Stated task — Using the material below, copy every line where "result" appears.

Exercise input —

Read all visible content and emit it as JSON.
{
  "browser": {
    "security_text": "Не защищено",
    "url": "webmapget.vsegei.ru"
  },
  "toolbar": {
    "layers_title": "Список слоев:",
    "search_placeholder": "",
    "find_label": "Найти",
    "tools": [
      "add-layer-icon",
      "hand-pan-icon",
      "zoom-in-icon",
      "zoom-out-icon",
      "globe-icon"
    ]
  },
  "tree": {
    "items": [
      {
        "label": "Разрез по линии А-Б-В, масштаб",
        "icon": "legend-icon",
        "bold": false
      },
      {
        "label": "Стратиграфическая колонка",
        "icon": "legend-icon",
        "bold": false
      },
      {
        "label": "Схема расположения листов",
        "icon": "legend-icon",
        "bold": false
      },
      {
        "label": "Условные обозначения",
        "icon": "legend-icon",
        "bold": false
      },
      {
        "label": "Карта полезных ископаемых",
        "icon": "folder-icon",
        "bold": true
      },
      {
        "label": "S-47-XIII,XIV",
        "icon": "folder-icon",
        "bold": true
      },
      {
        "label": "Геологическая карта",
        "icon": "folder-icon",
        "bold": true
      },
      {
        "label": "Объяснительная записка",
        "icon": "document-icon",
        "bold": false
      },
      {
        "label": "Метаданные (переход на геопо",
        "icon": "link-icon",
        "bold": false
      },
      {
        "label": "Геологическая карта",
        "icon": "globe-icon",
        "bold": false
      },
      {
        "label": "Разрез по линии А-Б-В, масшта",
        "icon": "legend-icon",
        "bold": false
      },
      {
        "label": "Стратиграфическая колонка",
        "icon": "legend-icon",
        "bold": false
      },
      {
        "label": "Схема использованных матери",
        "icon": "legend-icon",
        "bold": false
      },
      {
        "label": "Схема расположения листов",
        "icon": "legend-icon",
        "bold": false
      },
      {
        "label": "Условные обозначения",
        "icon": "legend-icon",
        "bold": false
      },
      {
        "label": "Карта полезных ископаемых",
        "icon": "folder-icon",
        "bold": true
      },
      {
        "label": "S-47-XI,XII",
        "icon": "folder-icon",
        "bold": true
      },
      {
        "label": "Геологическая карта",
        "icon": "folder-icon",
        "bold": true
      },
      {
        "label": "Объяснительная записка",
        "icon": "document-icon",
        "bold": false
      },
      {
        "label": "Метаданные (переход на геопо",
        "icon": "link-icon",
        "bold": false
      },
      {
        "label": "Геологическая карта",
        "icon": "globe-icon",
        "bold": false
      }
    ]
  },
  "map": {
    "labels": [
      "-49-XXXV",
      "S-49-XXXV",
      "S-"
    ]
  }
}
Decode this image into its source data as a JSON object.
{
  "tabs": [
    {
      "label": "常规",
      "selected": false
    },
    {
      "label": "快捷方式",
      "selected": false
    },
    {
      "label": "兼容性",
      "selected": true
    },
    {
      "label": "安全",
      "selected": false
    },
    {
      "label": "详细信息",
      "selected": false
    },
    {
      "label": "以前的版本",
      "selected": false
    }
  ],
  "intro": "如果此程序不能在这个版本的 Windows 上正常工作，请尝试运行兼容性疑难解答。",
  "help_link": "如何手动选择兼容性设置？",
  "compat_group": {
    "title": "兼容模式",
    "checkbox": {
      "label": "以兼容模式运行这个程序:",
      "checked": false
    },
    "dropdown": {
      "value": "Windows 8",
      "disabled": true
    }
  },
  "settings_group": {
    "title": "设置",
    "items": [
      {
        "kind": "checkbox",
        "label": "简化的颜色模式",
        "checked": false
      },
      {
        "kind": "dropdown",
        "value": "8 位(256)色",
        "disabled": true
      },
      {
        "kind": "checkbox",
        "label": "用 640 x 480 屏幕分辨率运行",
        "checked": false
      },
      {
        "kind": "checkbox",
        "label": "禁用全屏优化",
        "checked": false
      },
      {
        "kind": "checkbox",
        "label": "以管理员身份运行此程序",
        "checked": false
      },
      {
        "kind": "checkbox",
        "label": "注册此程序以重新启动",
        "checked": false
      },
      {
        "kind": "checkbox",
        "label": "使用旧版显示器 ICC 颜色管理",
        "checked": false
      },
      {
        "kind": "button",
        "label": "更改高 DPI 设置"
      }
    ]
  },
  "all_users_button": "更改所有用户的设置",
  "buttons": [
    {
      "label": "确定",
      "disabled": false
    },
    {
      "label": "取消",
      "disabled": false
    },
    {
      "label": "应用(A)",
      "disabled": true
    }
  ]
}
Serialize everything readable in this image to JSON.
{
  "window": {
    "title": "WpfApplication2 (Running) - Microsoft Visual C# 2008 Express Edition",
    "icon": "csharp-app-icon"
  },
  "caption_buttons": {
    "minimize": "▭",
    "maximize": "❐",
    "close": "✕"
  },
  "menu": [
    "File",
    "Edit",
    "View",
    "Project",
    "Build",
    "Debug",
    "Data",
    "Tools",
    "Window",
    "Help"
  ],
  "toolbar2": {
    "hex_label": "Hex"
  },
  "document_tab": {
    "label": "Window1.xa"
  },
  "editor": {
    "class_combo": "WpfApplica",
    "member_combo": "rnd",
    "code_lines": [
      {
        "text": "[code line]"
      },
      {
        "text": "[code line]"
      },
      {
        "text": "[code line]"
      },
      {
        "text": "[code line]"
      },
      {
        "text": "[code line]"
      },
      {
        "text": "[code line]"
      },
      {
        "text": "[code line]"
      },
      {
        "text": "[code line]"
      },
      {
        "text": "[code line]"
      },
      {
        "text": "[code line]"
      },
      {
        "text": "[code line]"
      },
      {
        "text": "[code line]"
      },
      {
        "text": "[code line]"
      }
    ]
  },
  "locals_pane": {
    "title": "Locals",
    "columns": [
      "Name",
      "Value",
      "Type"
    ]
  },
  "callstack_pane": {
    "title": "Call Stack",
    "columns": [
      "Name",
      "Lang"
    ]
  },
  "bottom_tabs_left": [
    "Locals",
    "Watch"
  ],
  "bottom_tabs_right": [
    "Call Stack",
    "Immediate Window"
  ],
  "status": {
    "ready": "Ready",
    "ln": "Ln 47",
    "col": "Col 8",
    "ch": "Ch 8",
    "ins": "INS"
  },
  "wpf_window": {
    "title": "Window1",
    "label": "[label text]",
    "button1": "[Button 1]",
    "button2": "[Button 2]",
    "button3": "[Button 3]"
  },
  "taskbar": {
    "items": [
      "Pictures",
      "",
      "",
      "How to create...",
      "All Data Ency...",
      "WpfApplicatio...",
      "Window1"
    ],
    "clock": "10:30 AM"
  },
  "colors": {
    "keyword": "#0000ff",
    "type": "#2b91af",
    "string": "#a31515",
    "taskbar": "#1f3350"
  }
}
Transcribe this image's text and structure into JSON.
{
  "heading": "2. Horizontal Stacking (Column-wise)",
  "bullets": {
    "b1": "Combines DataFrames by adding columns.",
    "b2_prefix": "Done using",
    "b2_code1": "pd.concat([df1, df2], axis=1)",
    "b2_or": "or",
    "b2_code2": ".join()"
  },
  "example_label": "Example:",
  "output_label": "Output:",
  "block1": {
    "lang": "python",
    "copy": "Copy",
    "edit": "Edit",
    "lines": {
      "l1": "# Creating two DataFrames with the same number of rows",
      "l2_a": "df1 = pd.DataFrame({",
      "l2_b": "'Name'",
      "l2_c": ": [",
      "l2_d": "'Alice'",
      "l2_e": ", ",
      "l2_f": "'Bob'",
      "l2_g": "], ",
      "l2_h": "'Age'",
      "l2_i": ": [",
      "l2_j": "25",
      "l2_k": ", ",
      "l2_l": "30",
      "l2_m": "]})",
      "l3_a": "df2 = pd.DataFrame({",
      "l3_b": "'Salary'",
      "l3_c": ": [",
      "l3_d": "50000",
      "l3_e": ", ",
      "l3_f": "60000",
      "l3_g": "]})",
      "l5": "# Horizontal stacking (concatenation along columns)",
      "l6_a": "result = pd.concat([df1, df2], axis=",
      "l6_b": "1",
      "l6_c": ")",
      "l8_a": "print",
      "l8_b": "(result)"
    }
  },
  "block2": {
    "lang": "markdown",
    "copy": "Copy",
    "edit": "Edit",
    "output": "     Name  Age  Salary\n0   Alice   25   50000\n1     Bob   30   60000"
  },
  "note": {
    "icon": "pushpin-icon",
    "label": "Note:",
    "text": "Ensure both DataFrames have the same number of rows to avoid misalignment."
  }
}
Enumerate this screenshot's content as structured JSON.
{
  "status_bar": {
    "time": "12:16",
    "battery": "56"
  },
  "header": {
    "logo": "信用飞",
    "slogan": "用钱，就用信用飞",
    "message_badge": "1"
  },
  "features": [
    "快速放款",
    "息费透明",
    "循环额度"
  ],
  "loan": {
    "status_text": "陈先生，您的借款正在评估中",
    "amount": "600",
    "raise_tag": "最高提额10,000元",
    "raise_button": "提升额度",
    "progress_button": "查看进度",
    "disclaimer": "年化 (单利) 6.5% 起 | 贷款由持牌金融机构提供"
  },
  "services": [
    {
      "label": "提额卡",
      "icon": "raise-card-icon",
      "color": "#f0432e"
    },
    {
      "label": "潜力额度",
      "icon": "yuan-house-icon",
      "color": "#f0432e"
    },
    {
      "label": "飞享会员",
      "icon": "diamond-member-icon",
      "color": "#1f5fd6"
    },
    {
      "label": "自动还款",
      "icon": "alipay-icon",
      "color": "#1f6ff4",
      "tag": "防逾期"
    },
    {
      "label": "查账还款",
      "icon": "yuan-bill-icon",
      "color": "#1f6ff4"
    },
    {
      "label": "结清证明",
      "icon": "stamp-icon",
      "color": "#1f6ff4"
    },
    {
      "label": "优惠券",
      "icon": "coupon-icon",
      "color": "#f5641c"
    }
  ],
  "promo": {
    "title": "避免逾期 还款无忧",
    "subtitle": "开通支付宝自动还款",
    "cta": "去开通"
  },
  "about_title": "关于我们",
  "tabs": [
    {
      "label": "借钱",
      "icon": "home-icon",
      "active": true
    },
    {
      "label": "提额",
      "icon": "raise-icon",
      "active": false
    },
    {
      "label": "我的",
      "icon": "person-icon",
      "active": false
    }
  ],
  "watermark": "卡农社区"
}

Reply —
      "l6_a": "result = pd.concat([df1, df2], axis=",
      "l8_b": "(result)"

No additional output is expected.